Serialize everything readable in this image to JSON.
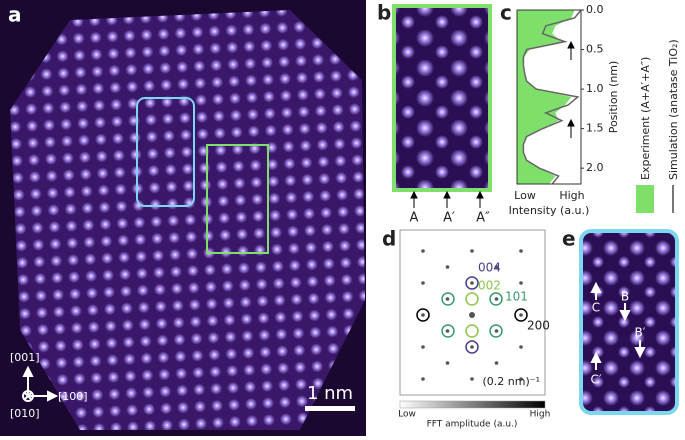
{
  "panels": {
    "a": {
      "label": "a",
      "directions": [
        "[001]",
        "[100]",
        "[010]"
      ],
      "scale_bar": "1 nm"
    },
    "b": {
      "label": "b",
      "columns": [
        "A",
        "A′",
        "A″"
      ]
    },
    "c": {
      "label": "c",
      "y_label": "Position (nm)",
      "x_label": "Intensity (a.u.)",
      "x_ticks": [
        "Low",
        "High"
      ],
      "ylim": [
        0,
        2.2
      ],
      "xlim": [
        0,
        1
      ],
      "yticks": [
        {
          "value": 0,
          "label": "0.0"
        },
        0.5,
        {
          "value": 1,
          "label": "1.0"
        },
        1.5,
        {
          "value": 2,
          "label": "2.0"
        }
      ],
      "position": [
        0,
        0.1,
        0.2,
        0.3,
        0.4,
        0.5,
        0.6,
        0.7,
        0.8,
        0.9,
        1,
        1.1,
        1.2,
        1.3,
        1.4,
        1.5,
        1.6,
        1.7,
        1.8,
        1.9,
        2,
        2.1,
        2.2
      ],
      "experiment": [
        0.9,
        0.85,
        0.6,
        0.55,
        0.7,
        0.2,
        0.1,
        0.1,
        0.12,
        0.15,
        0.3,
        0.85,
        0.75,
        0.6,
        0.65,
        0.4,
        0.15,
        0.1,
        0.1,
        0.15,
        0.35,
        0.6,
        0.5
      ],
      "simulation": [
        1,
        0.9,
        0.45,
        0.4,
        0.75,
        0.15,
        0.1,
        0.1,
        0.12,
        0.15,
        0.3,
        0.95,
        0.8,
        0.45,
        0.7,
        0.4,
        0.15,
        0.1,
        0.1,
        0.15,
        0.35,
        0.65,
        0.55
      ],
      "legend": [
        "Experiment (A+A′+A″)",
        "Simulation (anatase TiO₂)"
      ]
    },
    "d": {
      "label": "d",
      "spots": [
        "004",
        "002",
        "101",
        "200"
      ],
      "scale": "(0.2 nm)⁻¹",
      "colorbar": {
        "low": "Low",
        "high": "High",
        "label": "FFT amplitude (a.u.)"
      }
    },
    "e": {
      "label": "e",
      "markers": [
        "C",
        "B",
        "B′",
        "C′"
      ]
    }
  }
}
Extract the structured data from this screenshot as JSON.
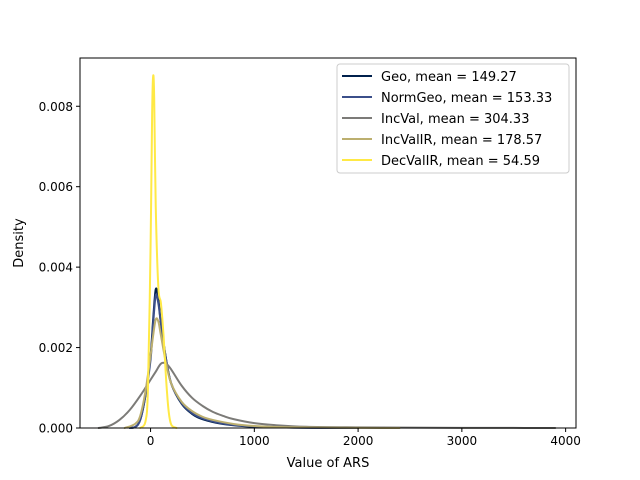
{
  "chart_data": {
    "type": "line",
    "title": "",
    "xlabel": "Value of ARS",
    "ylabel": "Density",
    "xlim": [
      -680,
      4100
    ],
    "ylim": [
      0,
      0.0092
    ],
    "xticks": [
      0,
      1000,
      2000,
      3000,
      4000
    ],
    "xtick_labels": [
      "0",
      "1000",
      "2000",
      "3000",
      "4000"
    ],
    "yticks": [
      0,
      0.002,
      0.004,
      0.006,
      0.008
    ],
    "ytick_labels": [
      "0.000",
      "0.002",
      "0.004",
      "0.006",
      "0.008"
    ],
    "grid": false,
    "legend_position": "top-right",
    "series": [
      {
        "name": "Geo, mean = 149.27",
        "color": "#00204c",
        "points": [
          [
            -200,
            0
          ],
          [
            -150,
            2e-05
          ],
          [
            -100,
            0.0002
          ],
          [
            -50,
            0.0008
          ],
          [
            0,
            0.0018
          ],
          [
            25,
            0.0027
          ],
          [
            50,
            0.00345
          ],
          [
            75,
            0.0032
          ],
          [
            100,
            0.0026
          ],
          [
            150,
            0.0017
          ],
          [
            200,
            0.0011
          ],
          [
            300,
            0.0006
          ],
          [
            400,
            0.00035
          ],
          [
            500,
            0.00022
          ],
          [
            700,
            0.0001
          ],
          [
            1000,
            3e-05
          ],
          [
            1400,
            1e-05
          ],
          [
            2000,
            0
          ]
        ]
      },
      {
        "name": "NormGeo, mean = 153.33",
        "color": "#3b4f8a",
        "points": [
          [
            -200,
            0
          ],
          [
            -150,
            2e-05
          ],
          [
            -100,
            0.0002
          ],
          [
            -50,
            0.0008
          ],
          [
            0,
            0.0017
          ],
          [
            25,
            0.0026
          ],
          [
            50,
            0.0033
          ],
          [
            75,
            0.0031
          ],
          [
            100,
            0.0026
          ],
          [
            150,
            0.0017
          ],
          [
            200,
            0.0011
          ],
          [
            300,
            0.00062
          ],
          [
            400,
            0.00037
          ],
          [
            500,
            0.00024
          ],
          [
            700,
            0.00011
          ],
          [
            1000,
            4e-05
          ],
          [
            1400,
            1e-05
          ],
          [
            2000,
            0
          ]
        ]
      },
      {
        "name": "IncVal, mean = 304.33",
        "color": "#7c7b78",
        "points": [
          [
            -500,
            0
          ],
          [
            -400,
            5e-05
          ],
          [
            -300,
            0.0002
          ],
          [
            -200,
            0.00045
          ],
          [
            -100,
            0.0008
          ],
          [
            0,
            0.0012
          ],
          [
            50,
            0.0014
          ],
          [
            100,
            0.0016
          ],
          [
            150,
            0.0016
          ],
          [
            200,
            0.00145
          ],
          [
            300,
            0.00105
          ],
          [
            400,
            0.00075
          ],
          [
            500,
            0.00055
          ],
          [
            600,
            0.0004
          ],
          [
            700,
            0.0003
          ],
          [
            800,
            0.00022
          ],
          [
            1000,
            0.00012
          ],
          [
            1200,
            7e-05
          ],
          [
            1500,
            3e-05
          ],
          [
            2000,
            1.5e-05
          ],
          [
            2500,
            8e-06
          ],
          [
            3000,
            4e-06
          ],
          [
            3500,
            2e-06
          ],
          [
            3900,
            0
          ]
        ]
      },
      {
        "name": "IncValIR, mean = 178.57",
        "color": "#bcaf6f",
        "points": [
          [
            -250,
            0
          ],
          [
            -150,
            0.0001
          ],
          [
            -100,
            0.0003
          ],
          [
            -50,
            0.0009
          ],
          [
            0,
            0.0018
          ],
          [
            25,
            0.0023
          ],
          [
            50,
            0.0027
          ],
          [
            75,
            0.00265
          ],
          [
            100,
            0.0023
          ],
          [
            150,
            0.0016
          ],
          [
            200,
            0.0011
          ],
          [
            300,
            0.00065
          ],
          [
            400,
            0.00042
          ],
          [
            500,
            0.00028
          ],
          [
            600,
            0.0002
          ],
          [
            800,
            0.0001
          ],
          [
            1000,
            5e-05
          ],
          [
            1300,
            2e-05
          ],
          [
            1800,
            5e-06
          ],
          [
            2400,
            0
          ]
        ]
      },
      {
        "name": "DecValIR, mean = 54.59",
        "color": "#ffe945",
        "points": [
          [
            -100,
            0
          ],
          [
            -50,
            0.00015
          ],
          [
            -25,
            0.001
          ],
          [
            0,
            0.0045
          ],
          [
            15,
            0.0078
          ],
          [
            25,
            0.00875
          ],
          [
            35,
            0.0082
          ],
          [
            50,
            0.0055
          ],
          [
            75,
            0.0035
          ],
          [
            100,
            0.0031
          ],
          [
            125,
            0.0023
          ],
          [
            150,
            0.0012
          ],
          [
            175,
            0.0004
          ],
          [
            200,
            8e-05
          ],
          [
            250,
            0
          ]
        ]
      }
    ]
  }
}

========================

▶ _Your goal_: Omit each picture, then return all of the listing exactly as it stands.

▶ _Final result_:
Serialize everything readable in this image to JSON.
{
  "panels": {
    "a": {
      "label": "a",
      "directions": [
        "[001]",
        "[100]",
        "[010]"
      ],
      "scale_bar": "1 nm"
    },
    "b": {
      "label": "b",
      "columns": [
        "A",
        "A′",
        "A″"
      ]
    },
    "c": {
      "label": "c",
      "y_label": "Position (nm)",
      "x_label": "Intensity (a.u.)",
      "x_ticks": [
        "Low",
        "High"
      ],
      "ylim": [
        0,
        2.2
      ],
      "xlim": [
        0,
        1
      ],
      "yticks": [
        {
          "value": 0,
          "label": "0.0"
        },
        0.5,
        {
          "value": 1,
          "label": "1.0"
        },
        1.5,
        {
          "value": 2,
          "label": "2.0"
        }
      ],
      "position": [
        0,
        0.1,
        0.2,
        0.3,
        0.4,
        0.5,
        0.6,
        0.7,
        0.8,
        0.9,
        1,
        1.1,
        1.2,
        1.3,
        1.4,
        1.5,
        1.6,
        1.7,
        1.8,
        1.9,
        2,
        2.1,
        2.2
      ],
      "experiment": [
        0.9,
        0.85,
        0.6,
        0.55,
        0.7,
        0.2,
        0.1,
        0.1,
        0.12,
        0.15,
        0.3,
        0.85,
        0.75,
        0.6,
        0.65,
        0.4,
        0.15,
        0.1,
        0.1,
        0.15,
        0.35,
        0.6,
        0.5
      ],
      "simulation": [
        1,
        0.9,
        0.45,
        0.4,
        0.75,
        0.15,
        0.1,
        0.1,
        0.12,
        0.15,
        0.3,
        0.95,
        0.8,
        0.45,
        0.7,
        0.4,
        0.15,
        0.1,
        0.1,
        0.15,
        0.35,
        0.65,
        0.55
      ],
      "legend": [
        "Experiment (A+A′+A″)",
        "Simulation (anatase TiO₂)"
      ]
    },
    "d": {
      "label": "d",
      "spots": [
        "004",
        "002",
        "101",
        "200"
      ],
      "scale": "(0.2 nm)⁻¹",
      "colorbar": {
        "low": "Low",
        "high": "High",
        "label": "FFT amplitude (a.u.)"
      }
    },
    "e": {
      "label": "e",
      "markers": [
        "C",
        "B",
        "B′",
        "C′"
      ]
    }
  }
}
Extract the structured data from this screenshot as JSON.
{
  "chart_data": {
    "type": "line",
    "title": "",
    "xlabel": "Value of ARS",
    "ylabel": "Density",
    "xlim": [
      -680,
      4100
    ],
    "ylim": [
      0,
      0.0092
    ],
    "xticks": [
      0,
      1000,
      2000,
      3000,
      4000
    ],
    "xtick_labels": [
      "0",
      "1000",
      "2000",
      "3000",
      "4000"
    ],
    "yticks": [
      0,
      0.002,
      0.004,
      0.006,
      0.008
    ],
    "ytick_labels": [
      "0.000",
      "0.002",
      "0.004",
      "0.006",
      "0.008"
    ],
    "grid": false,
    "legend_position": "top-right",
    "series": [
      {
        "name": "Geo, mean = 149.27",
        "color": "#00204c",
        "points": [
          [
            -200,
            0
          ],
          [
            -150,
            2e-05
          ],
          [
            -100,
            0.0002
          ],
          [
            -50,
            0.0008
          ],
          [
            0,
            0.0018
          ],
          [
            25,
            0.0027
          ],
          [
            50,
            0.00345
          ],
          [
            75,
            0.0032
          ],
          [
            100,
            0.0026
          ],
          [
            150,
            0.0017
          ],
          [
            200,
            0.0011
          ],
          [
            300,
            0.0006
          ],
          [
            400,
            0.00035
          ],
          [
            500,
            0.00022
          ],
          [
            700,
            0.0001
          ],
          [
            1000,
            3e-05
          ],
          [
            1400,
            1e-05
          ],
          [
            2000,
            0
          ]
        ]
      },
      {
        "name": "NormGeo, mean = 153.33",
        "color": "#3b4f8a",
        "points": [
          [
            -200,
            0
          ],
          [
            -150,
            2e-05
          ],
          [
            -100,
            0.0002
          ],
          [
            -50,
            0.0008
          ],
          [
            0,
            0.0017
          ],
          [
            25,
            0.0026
          ],
          [
            50,
            0.0033
          ],
          [
            75,
            0.0031
          ],
          [
            100,
            0.0026
          ],
          [
            150,
            0.0017
          ],
          [
            200,
            0.0011
          ],
          [
            300,
            0.00062
          ],
          [
            400,
            0.00037
          ],
          [
            500,
            0.00024
          ],
          [
            700,
            0.00011
          ],
          [
            1000,
            4e-05
          ],
          [
            1400,
            1e-05
          ],
          [
            2000,
            0
          ]
        ]
      },
      {
        "name": "IncVal, mean = 304.33",
        "color": "#7c7b78",
        "points": [
          [
            -500,
            0
          ],
          [
            -400,
            5e-05
          ],
          [
            -300,
            0.0002
          ],
          [
            -200,
            0.00045
          ],
          [
            -100,
            0.0008
          ],
          [
            0,
            0.0012
          ],
          [
            50,
            0.0014
          ],
          [
            100,
            0.0016
          ],
          [
            150,
            0.0016
          ],
          [
            200,
            0.00145
          ],
          [
            300,
            0.00105
          ],
          [
            400,
            0.00075
          ],
          [
            500,
            0.00055
          ],
          [
            600,
            0.0004
          ],
          [
            700,
            0.0003
          ],
          [
            800,
            0.00022
          ],
          [
            1000,
            0.00012
          ],
          [
            1200,
            7e-05
          ],
          [
            1500,
            3e-05
          ],
          [
            2000,
            1.5e-05
          ],
          [
            2500,
            8e-06
          ],
          [
            3000,
            4e-06
          ],
          [
            3500,
            2e-06
          ],
          [
            3900,
            0
          ]
        ]
      },
      {
        "name": "IncValIR, mean = 178.57",
        "color": "#bcaf6f",
        "points": [
          [
            -250,
            0
          ],
          [
            -150,
            0.0001
          ],
          [
            -100,
            0.0003
          ],
          [
            -50,
            0.0009
          ],
          [
            0,
            0.0018
          ],
          [
            25,
            0.0023
          ],
          [
            50,
            0.0027
          ],
          [
            75,
            0.00265
          ],
          [
            100,
            0.0023
          ],
          [
            150,
            0.0016
          ],
          [
            200,
            0.0011
          ],
          [
            300,
            0.00065
          ],
          [
            400,
            0.00042
          ],
          [
            500,
            0.00028
          ],
          [
            600,
            0.0002
          ],
          [
            800,
            0.0001
          ],
          [
            1000,
            5e-05
          ],
          [
            1300,
            2e-05
          ],
          [
            1800,
            5e-06
          ],
          [
            2400,
            0
          ]
        ]
      },
      {
        "name": "DecValIR, mean = 54.59",
        "color": "#ffe945",
        "points": [
          [
            -100,
            0
          ],
          [
            -50,
            0.00015
          ],
          [
            -25,
            0.001
          ],
          [
            0,
            0.0045
          ],
          [
            15,
            0.0078
          ],
          [
            25,
            0.00875
          ],
          [
            35,
            0.0082
          ],
          [
            50,
            0.0055
          ],
          [
            75,
            0.0035
          ],
          [
            100,
            0.0031
          ],
          [
            125,
            0.0023
          ],
          [
            150,
            0.0012
          ],
          [
            175,
            0.0004
          ],
          [
            200,
            8e-05
          ],
          [
            250,
            0
          ]
        ]
      }
    ]
  }
}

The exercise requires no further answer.